» **Extrait de la page**:

____________

Par Gérard Haas, Gaël Mahé et Vickie Le Bert
L’Etat français, soucieux de conserver et d’asseoir sa souveraineté numérique face aux géants américains du secteur, s’est lancé depuis 2017 dans un ambitieux projet de « plateformisation », se traduisant notamment par la modernisation de ses administrations.
Conséquence de la mise en œuvre de cette stratégie, les services publics français ont depuis plusieurs années subi un important phénomène de dématérialisation : si auparavant, on devait se rendre en mairie ou au guichet de sa préfecture pour réaliser certaines démarches administratives, il est désormais possible de les effectuer en ligne.
Mais cette numérisation pose notamment la question de la sécurité des données à caractère personnel ou encore celle de la protection des utilisateurs contre les fraudes et les tentatives d’usurpation d’identité.
Cette possibilité d’accéder, via un ordinateur, une tablette ou encore un smartphone, aux sites des services publics sur lesquels nombre de données sensibles sont traitées, a incité les acteurs du numérique à réfléchir à l’instauration de mécanismes d’authentification fiables, sécurisés, mais également pratiques, à l’image du mécanisme de clés numériques ou des systèmes de connexion unique.
Clés numériques : une technologie qui fait ses preuves
Les clés numériques, supports physiques contenant diverses informations personnelles propres à leurs détenteurs, sont des technologies permettant aux personnes qui les possèdent d’attester de leur identité en ligne. Présentant la particularité de permettre la centralisation des moyens d’identification, ces clés numériques dispensent leurs utilisateurs de l’effort de création et de mémorisation de nouveaux identifiants ou mots de passe en leur offrant l’accès à une multitude de sites ou services en ligne.
L’usage de cette technologie d’authentification en ligne est croissant, et nombreux sont les secteurs, privés comme publics, à faire le choix de recourir à ces dispositifs d’identité numérique uniques. Il y a quelques années déjà, c’est le monde de l’avocature français qui a pris la décision d’opérer la bascule vers un mode de centralisation des données d’authentification de ses membres, en instaurant le recours à la clé avocat.

____________

» **Liste des items**:

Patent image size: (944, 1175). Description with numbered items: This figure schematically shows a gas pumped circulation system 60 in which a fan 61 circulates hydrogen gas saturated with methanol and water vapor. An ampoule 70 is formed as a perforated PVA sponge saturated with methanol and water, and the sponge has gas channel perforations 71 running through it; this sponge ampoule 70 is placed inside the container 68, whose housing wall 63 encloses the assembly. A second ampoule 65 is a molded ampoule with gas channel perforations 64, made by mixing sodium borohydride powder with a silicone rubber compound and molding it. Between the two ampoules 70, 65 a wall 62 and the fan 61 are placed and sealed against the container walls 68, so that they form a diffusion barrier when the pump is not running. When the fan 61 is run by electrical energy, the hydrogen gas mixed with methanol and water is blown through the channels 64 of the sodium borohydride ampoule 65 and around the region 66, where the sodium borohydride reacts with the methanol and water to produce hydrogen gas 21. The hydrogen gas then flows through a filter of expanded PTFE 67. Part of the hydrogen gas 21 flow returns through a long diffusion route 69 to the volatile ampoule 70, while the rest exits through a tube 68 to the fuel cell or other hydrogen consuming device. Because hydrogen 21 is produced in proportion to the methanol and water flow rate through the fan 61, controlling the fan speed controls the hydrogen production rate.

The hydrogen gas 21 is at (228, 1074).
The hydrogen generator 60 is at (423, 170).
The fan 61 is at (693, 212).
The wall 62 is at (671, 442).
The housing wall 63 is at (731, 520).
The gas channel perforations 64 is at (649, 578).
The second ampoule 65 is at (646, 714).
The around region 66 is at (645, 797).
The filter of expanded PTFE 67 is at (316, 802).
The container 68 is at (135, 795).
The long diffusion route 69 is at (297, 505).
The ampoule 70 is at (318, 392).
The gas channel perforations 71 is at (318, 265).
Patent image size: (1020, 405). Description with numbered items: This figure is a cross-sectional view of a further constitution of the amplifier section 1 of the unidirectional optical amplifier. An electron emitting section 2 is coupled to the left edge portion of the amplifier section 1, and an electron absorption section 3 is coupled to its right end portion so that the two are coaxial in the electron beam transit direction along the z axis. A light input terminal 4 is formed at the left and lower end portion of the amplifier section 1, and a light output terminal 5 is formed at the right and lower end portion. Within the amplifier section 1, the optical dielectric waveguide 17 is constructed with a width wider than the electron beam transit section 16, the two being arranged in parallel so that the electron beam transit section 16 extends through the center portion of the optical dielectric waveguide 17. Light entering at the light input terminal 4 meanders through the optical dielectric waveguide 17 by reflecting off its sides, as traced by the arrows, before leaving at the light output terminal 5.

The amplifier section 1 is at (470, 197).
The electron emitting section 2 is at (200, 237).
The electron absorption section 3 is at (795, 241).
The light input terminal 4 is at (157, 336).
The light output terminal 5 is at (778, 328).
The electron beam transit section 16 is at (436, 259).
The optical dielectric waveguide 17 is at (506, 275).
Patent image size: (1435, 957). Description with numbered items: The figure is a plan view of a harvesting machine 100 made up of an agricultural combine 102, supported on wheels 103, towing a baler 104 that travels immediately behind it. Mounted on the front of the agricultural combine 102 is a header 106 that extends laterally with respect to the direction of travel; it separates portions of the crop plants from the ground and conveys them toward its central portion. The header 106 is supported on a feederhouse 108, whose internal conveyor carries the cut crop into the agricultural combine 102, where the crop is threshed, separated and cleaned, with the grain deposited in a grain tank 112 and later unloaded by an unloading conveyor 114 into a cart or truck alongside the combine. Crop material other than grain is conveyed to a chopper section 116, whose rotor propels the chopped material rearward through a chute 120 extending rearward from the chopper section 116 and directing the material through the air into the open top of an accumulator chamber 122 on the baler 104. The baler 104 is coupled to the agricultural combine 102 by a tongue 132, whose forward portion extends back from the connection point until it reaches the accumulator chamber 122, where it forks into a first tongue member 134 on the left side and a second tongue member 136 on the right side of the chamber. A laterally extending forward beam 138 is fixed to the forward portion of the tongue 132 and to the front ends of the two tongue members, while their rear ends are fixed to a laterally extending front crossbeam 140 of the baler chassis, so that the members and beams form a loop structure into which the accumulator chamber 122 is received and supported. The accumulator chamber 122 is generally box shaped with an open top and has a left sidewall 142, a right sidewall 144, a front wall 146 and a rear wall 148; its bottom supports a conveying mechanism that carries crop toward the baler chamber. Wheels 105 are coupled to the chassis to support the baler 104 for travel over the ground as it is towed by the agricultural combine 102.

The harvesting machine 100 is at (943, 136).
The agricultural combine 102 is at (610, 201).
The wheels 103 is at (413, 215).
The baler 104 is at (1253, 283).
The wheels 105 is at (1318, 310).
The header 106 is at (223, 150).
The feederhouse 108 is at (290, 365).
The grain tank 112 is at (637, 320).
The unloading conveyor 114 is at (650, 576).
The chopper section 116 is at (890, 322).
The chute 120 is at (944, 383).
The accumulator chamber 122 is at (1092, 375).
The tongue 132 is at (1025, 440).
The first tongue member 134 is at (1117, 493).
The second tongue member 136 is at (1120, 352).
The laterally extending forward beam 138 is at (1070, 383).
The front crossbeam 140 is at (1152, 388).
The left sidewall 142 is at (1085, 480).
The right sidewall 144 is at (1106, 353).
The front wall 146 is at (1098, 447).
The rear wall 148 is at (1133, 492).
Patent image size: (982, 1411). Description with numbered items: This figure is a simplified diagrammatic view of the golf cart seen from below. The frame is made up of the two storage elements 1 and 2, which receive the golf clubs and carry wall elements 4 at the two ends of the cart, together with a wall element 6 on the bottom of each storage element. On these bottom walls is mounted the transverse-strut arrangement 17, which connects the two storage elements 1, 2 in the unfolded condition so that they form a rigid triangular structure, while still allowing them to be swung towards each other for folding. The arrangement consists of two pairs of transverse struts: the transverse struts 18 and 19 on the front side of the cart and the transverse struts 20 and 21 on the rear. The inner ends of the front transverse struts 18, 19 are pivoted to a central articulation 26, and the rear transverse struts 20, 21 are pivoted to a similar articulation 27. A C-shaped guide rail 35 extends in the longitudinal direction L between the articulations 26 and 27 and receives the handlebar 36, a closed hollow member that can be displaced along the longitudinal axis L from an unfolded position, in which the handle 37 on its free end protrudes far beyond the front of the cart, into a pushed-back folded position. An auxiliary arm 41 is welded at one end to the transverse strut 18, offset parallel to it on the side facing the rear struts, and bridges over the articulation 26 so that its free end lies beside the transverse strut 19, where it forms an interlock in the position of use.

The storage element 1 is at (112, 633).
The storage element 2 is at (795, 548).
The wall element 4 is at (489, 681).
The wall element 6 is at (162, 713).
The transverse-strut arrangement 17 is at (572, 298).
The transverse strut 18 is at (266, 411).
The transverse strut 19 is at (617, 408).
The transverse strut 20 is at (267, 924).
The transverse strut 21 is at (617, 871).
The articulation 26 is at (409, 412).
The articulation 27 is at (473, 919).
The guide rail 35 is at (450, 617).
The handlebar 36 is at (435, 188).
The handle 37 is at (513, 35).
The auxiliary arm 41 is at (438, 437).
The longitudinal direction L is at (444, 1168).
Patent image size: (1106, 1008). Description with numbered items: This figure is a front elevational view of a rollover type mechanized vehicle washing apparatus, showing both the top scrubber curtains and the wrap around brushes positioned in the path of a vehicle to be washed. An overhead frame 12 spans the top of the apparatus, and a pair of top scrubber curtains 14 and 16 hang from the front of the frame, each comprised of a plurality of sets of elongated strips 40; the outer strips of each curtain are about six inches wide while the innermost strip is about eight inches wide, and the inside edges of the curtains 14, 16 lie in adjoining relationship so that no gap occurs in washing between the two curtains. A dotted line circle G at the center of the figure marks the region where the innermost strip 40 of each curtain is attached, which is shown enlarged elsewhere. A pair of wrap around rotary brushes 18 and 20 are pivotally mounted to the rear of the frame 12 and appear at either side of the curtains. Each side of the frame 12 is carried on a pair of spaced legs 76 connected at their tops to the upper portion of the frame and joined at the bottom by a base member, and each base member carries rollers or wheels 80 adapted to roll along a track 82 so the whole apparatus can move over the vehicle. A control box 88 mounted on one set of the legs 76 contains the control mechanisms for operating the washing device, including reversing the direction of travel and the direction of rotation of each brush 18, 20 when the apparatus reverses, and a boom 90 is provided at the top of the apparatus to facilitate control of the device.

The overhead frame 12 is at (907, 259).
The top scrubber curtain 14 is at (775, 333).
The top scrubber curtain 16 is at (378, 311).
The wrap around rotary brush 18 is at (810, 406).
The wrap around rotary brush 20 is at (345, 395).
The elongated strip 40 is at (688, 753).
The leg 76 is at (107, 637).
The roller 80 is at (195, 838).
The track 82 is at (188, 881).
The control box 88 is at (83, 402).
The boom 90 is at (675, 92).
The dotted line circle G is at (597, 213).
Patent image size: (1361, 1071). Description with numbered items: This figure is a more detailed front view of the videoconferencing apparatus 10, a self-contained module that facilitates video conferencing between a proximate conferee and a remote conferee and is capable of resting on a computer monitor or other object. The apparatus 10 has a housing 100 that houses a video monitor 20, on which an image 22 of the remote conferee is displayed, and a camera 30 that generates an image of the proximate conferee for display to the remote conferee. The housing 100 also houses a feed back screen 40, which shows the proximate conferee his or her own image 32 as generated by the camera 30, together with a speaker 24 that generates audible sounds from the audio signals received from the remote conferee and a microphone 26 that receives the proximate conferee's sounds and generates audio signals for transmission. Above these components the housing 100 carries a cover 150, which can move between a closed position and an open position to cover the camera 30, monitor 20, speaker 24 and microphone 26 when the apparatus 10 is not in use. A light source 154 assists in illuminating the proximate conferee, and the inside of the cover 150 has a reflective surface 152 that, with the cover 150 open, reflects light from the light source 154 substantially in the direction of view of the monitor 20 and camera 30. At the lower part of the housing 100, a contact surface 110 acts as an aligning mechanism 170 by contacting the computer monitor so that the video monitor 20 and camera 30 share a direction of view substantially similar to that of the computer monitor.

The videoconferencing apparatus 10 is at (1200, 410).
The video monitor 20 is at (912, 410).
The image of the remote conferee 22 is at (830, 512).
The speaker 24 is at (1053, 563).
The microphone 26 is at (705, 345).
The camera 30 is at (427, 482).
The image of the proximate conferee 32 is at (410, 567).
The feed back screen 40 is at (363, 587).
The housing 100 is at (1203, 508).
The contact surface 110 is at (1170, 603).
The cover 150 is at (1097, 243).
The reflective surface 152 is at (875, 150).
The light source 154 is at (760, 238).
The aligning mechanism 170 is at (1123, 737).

____________

» **Objectifs**:
**a.** D'après l'extrait sur les clés numériques, depuis quelle année l'État français mène-t-il son projet de « plateformisation » ?
**b.** Rédigez la suite de l'extrait sur les clés numériques en reprenant juste après sa dernière phrase.
Les items n'interviennent pas dans ce travail.

» **Corrigés des exercices**:
**a.** Depuis 2017.

**b.**
Autrefois appelée clé RPVA (Réseau Privé Virtuel Avocat), la clé avocat est l’équivalent d’une carte d’identité électronique professionnelle permettant aux avocats en sa possession de certifier de leur identité dans le cadre de leurs communications numériques. Cette clé, qui se présente sous la forme d’un support physique (carte ou clé USB) contient un certificat d’authentification unique et personnel.
Pensé pour être plus qu’une simple carte d’identité, ce certificat d’authentification contient diverses informations propres à son détenteur, comme son numéro SIREN. La clé RPVA mise à disposition des avocats français leur permet ainsi d’accéder à divers services en ligne, plateformes de formation ou services du Conseil national des barreaux, et encore de procéder de manière certifiée à des appels d’offres publics, au suivi de l’état des procédures ou à leurs déclarations fiscales et sociales. Cette clé est supposée assurer la confidentialité et la sécurité des échanges numériques des avocats.
Clés numériques : une technologique qui a ses limites ?
Pourtant, les limites de la centralisation des données de connexion et d’identification au sein d’un support unique est évidente : qu’adviendrait-t-il des données confidentielles traitées si cette clé venait à être perdue… ou volée ?
Là où la perte ou la fuite d’un mot de passe ne compromettent que la sécurité des données spécifiquement traitées par le site concerné, la perte d’une clé numérique est susceptible d’offrir aux personnes malintentionnées l’accès aux données de l’ensemble des sites dont elle permet l’accès.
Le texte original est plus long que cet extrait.